◆ Exercise task ◆
Each line containing the word "decide" must be reported.

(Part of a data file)
>> BEGIN
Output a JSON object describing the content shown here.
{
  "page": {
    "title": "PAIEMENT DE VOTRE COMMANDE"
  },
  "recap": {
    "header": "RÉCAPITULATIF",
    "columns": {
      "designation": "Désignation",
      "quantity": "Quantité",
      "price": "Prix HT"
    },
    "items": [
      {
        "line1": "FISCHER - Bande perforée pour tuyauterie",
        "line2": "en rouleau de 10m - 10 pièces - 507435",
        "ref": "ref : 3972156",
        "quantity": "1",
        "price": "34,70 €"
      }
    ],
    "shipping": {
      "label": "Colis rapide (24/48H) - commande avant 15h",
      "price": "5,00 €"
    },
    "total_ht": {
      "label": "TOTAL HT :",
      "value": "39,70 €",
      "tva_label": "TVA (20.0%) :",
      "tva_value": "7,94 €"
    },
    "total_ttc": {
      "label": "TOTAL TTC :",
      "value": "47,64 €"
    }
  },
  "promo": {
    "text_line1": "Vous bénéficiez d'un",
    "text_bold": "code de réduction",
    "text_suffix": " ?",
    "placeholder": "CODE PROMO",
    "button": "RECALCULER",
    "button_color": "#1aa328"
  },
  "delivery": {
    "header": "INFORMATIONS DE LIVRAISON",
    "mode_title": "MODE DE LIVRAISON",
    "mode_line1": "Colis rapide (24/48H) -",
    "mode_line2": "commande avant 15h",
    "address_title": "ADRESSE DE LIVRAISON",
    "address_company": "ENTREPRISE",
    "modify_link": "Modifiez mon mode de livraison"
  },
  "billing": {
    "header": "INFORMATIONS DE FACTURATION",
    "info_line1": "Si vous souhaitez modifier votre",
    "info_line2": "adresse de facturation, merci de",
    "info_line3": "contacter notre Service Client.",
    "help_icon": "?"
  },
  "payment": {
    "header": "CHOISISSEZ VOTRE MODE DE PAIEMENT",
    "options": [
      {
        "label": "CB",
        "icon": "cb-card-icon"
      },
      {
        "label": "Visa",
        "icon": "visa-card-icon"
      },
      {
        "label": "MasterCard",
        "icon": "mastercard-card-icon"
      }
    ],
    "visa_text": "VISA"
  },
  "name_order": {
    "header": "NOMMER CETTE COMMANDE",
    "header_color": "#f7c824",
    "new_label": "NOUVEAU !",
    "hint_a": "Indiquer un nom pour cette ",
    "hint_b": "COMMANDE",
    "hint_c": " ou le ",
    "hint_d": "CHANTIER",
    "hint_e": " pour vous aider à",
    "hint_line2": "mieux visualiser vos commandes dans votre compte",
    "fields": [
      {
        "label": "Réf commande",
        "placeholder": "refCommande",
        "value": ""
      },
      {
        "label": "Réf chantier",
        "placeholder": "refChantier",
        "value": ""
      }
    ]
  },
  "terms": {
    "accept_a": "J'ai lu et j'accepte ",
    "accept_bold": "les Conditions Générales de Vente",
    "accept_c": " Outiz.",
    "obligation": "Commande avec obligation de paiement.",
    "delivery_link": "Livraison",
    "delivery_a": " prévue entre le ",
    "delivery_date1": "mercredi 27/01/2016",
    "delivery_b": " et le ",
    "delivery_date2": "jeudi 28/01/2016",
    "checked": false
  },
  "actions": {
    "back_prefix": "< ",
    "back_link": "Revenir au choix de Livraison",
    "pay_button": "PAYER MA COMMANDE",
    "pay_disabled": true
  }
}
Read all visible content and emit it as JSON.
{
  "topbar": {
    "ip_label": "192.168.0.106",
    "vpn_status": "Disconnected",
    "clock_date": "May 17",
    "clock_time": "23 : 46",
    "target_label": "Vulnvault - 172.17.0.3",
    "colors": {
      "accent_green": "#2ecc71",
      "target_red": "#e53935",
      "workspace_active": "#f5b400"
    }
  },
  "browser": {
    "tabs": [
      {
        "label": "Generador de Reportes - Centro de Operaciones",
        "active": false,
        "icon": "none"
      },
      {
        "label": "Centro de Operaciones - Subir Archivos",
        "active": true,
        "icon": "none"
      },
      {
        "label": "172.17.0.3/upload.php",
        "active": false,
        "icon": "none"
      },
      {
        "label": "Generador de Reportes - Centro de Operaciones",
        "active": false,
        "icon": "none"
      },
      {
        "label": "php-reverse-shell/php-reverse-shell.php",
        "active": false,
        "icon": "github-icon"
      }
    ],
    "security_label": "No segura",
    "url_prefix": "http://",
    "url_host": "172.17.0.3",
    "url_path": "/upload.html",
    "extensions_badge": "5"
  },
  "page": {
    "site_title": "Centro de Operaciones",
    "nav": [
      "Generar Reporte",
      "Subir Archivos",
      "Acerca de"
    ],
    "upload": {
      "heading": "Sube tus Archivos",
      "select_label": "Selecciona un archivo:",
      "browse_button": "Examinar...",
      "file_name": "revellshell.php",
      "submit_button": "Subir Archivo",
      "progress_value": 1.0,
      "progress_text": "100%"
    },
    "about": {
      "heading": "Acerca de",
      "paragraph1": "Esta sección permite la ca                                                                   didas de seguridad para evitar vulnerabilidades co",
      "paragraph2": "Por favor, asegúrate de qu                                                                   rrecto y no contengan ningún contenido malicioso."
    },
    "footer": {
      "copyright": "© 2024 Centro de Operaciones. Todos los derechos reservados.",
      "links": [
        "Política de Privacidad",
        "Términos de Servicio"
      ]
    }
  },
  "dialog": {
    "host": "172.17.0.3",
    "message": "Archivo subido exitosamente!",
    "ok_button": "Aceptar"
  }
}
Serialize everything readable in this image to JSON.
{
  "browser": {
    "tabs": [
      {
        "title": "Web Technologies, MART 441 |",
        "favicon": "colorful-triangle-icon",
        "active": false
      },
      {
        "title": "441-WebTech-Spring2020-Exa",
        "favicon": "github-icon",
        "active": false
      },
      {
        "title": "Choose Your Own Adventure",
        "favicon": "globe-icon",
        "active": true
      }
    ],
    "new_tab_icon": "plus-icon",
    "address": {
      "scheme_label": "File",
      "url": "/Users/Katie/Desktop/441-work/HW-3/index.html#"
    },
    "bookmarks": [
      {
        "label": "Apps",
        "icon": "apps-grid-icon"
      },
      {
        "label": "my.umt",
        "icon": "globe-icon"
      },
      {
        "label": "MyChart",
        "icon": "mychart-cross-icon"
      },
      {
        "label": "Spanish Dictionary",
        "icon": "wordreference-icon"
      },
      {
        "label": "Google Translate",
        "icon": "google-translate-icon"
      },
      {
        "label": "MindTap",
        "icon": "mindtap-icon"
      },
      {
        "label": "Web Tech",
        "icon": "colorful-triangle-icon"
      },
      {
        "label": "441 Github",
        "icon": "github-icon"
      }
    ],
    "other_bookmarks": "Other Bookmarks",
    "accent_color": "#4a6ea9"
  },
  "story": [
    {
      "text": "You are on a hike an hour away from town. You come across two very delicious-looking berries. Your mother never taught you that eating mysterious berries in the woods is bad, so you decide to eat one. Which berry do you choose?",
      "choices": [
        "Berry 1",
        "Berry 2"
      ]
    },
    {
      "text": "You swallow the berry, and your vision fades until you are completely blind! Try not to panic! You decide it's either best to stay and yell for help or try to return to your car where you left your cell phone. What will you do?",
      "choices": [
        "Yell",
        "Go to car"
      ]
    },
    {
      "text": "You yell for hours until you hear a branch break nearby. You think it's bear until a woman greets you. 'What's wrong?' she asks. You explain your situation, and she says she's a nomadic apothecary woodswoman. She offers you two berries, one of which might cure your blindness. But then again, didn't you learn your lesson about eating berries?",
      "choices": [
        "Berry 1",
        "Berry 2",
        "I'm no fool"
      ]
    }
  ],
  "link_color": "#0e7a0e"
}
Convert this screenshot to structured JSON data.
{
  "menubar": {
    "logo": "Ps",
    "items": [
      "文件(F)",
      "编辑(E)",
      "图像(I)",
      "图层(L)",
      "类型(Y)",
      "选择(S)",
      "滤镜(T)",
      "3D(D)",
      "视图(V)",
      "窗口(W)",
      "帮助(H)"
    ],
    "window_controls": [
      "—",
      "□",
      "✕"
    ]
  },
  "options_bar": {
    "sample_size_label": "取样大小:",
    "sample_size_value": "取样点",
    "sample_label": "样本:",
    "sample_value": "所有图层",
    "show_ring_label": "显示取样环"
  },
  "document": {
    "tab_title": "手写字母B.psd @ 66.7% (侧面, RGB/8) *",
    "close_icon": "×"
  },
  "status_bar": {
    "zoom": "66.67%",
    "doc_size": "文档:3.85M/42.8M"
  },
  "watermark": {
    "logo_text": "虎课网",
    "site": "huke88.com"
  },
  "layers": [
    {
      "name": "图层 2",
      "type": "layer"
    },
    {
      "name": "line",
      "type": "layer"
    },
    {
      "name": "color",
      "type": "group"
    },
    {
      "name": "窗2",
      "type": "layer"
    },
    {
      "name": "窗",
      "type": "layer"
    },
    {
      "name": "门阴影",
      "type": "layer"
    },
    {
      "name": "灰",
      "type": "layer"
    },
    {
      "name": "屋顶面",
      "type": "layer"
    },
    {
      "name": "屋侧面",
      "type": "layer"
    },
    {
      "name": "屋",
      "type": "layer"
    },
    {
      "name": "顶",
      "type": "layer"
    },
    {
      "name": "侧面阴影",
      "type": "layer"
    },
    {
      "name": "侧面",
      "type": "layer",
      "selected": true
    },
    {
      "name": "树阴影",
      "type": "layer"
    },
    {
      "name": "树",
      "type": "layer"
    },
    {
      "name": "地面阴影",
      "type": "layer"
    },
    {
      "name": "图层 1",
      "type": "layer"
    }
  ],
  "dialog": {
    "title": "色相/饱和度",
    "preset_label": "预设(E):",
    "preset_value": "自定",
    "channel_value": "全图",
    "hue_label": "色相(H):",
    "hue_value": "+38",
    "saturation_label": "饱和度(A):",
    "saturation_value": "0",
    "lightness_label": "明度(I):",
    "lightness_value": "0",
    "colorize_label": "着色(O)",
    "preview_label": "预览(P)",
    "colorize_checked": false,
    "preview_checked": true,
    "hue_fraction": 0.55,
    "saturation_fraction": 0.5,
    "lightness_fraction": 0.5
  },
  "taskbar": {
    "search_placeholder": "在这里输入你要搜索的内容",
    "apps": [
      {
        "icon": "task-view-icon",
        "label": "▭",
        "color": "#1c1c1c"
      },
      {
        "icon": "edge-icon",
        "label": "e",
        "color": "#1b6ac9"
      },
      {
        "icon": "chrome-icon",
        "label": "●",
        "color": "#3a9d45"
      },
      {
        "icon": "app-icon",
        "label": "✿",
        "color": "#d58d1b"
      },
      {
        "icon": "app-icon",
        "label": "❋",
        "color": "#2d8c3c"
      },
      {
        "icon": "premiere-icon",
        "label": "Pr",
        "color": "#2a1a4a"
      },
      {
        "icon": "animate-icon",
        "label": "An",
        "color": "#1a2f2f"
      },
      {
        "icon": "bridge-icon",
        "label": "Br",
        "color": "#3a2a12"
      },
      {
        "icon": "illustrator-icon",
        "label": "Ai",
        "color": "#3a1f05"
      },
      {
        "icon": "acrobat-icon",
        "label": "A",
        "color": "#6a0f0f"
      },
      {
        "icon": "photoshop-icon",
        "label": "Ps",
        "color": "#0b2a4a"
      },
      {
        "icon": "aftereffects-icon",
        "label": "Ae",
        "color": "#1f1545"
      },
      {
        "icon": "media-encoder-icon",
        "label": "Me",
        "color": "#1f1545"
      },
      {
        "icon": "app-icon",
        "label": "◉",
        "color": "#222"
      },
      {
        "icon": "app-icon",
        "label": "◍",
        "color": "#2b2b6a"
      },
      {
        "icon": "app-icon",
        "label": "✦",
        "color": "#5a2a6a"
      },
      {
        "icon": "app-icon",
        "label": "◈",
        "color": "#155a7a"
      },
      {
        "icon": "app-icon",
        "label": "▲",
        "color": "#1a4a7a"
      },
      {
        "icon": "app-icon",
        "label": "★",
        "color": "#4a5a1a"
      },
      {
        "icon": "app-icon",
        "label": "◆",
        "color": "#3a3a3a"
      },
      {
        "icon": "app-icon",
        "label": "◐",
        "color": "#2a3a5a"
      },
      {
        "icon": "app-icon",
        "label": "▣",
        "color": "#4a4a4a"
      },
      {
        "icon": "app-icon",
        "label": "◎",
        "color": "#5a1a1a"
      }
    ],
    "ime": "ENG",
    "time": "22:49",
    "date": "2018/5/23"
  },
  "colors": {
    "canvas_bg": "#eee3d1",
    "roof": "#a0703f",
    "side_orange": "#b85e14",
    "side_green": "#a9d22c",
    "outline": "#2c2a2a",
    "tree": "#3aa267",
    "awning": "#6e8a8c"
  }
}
>> END
◆ Task output ◆
      "text": "You are on a hike an hour away from town. You come across two very delicious-looking berries. Your mother never taught you that eating mysterious berries in the woods is bad, so you decide to eat one. Which berry do you choose?",
      "text": "You swallow the berry, and your vision fades until you are completely blind! Try not to panic! You decide it's either best to stay and yell for help or try to return to your car where you left your cell phone. What will you do?",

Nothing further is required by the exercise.